━━━━━ Supplied records

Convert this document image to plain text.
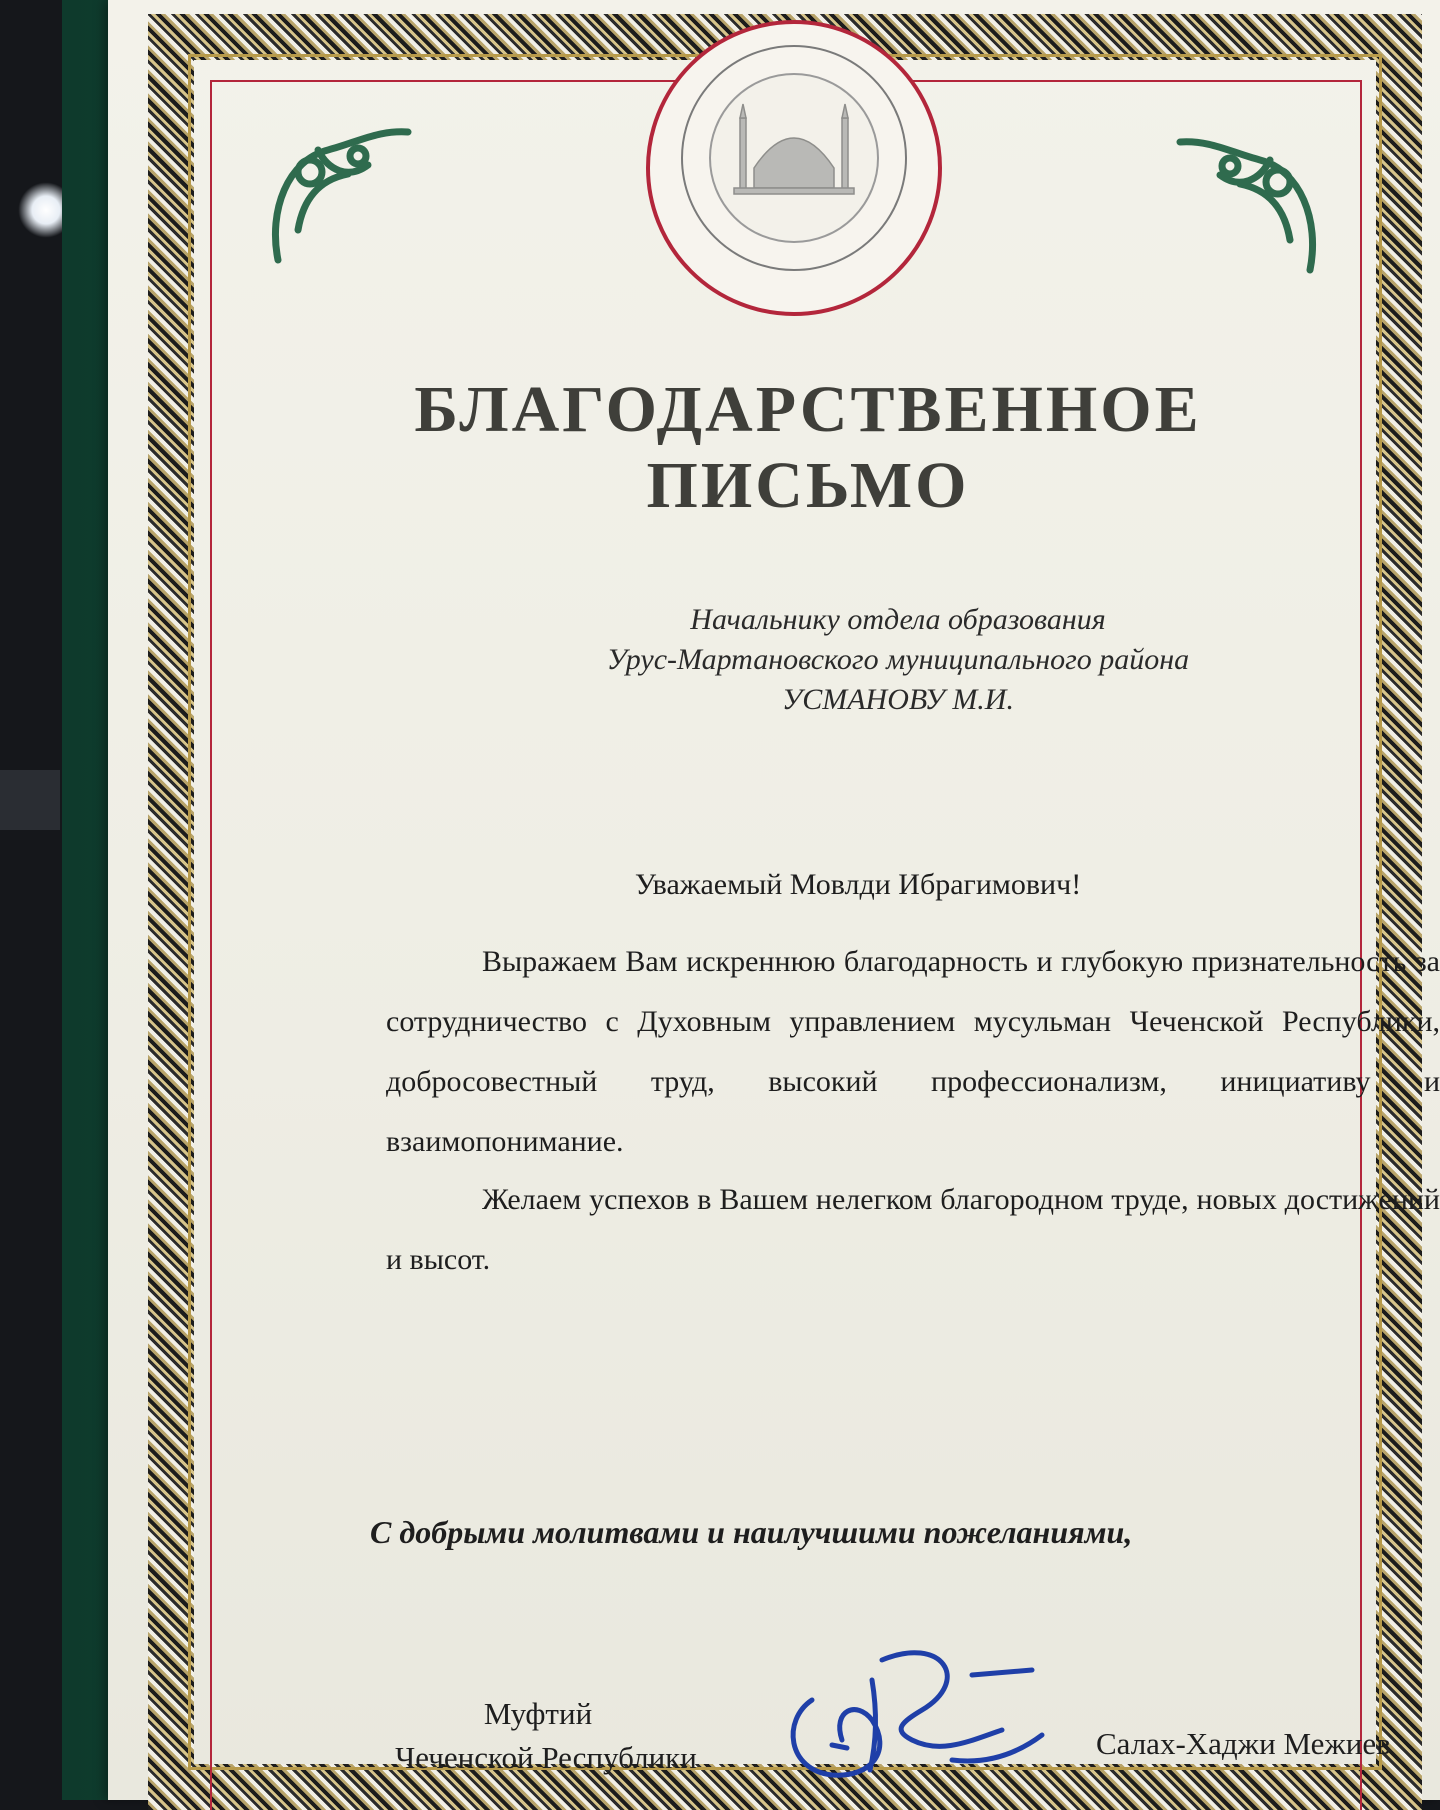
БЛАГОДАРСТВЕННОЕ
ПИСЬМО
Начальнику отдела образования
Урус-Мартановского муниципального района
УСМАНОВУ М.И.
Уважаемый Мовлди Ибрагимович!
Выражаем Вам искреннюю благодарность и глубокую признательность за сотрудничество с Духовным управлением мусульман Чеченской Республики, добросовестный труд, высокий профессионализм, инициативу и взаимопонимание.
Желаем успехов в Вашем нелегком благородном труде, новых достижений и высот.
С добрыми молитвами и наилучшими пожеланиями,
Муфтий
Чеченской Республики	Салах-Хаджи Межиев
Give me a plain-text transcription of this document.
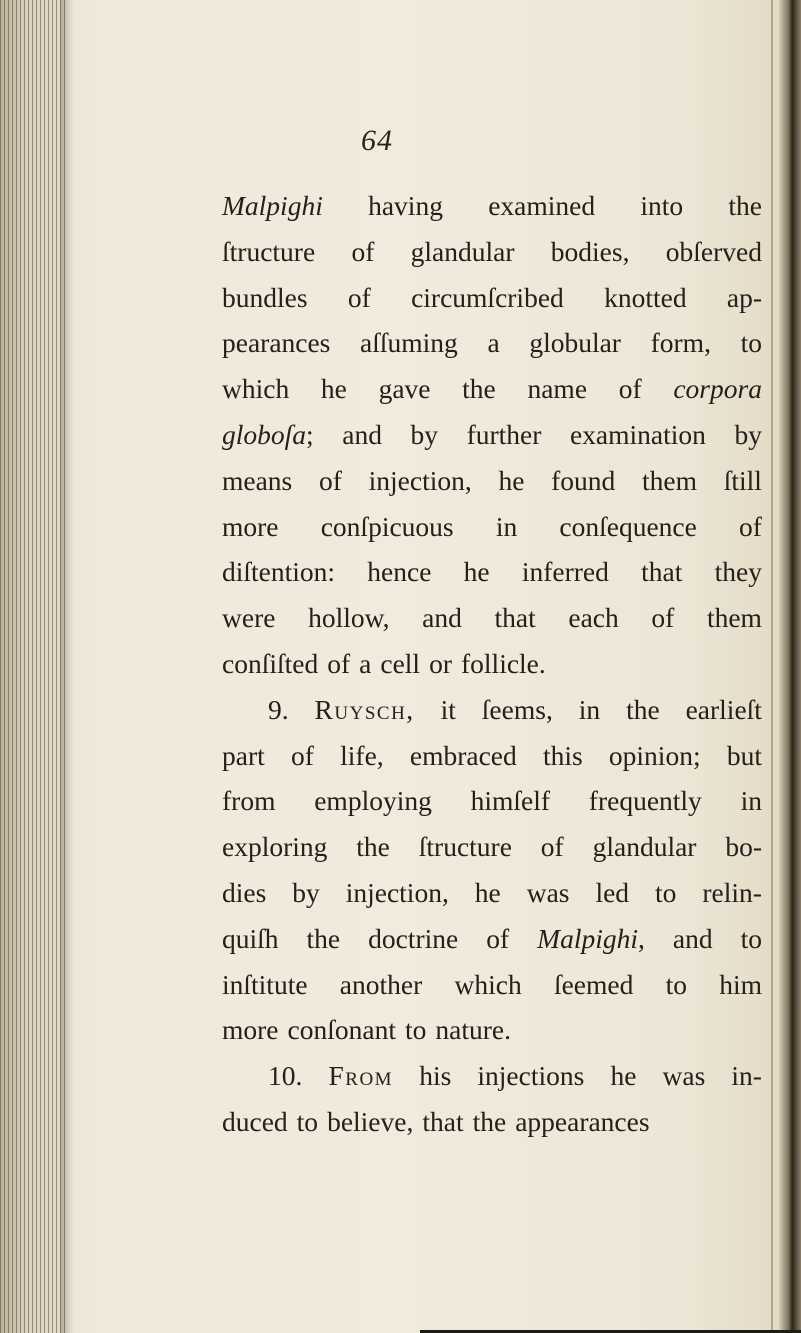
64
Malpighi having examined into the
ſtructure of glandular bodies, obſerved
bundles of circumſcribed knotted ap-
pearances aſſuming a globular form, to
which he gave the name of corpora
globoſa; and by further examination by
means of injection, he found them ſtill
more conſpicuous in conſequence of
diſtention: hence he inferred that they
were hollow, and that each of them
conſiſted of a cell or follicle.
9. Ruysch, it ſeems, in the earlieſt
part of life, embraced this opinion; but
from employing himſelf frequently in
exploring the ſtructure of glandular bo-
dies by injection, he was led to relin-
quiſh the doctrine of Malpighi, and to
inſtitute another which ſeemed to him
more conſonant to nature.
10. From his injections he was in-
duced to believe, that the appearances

━━━━━━━━━━

Aim = Leaving out every picture, extract verbatim the lines from the one containing "Give me a plain-text" through the last line of the listing, inclusive.

Task response =
Give me a plain-text transcription of this document.
64
Malpighi having examined into the
ſtructure of glandular bodies, obſerved
bundles of circumſcribed knotted ap-
pearances aſſuming a globular form, to
which he gave the name of corpora
globoſa; and by further examination by
means of injection, he found them ſtill
more conſpicuous in conſequence of
diſtention: hence he inferred that they
were hollow, and that each of them
conſiſted of a cell or follicle.
9. Ruysch, it ſeems, in the earlieſt
part of life, embraced this opinion; but
from employing himſelf frequently in
exploring the ſtructure of glandular bo-
dies by injection, he was led to relin-
quiſh the doctrine of Malpighi, and to
inſtitute another which ſeemed to him
more conſonant to nature.
10. From his injections he was in-
duced to believe, that the appearances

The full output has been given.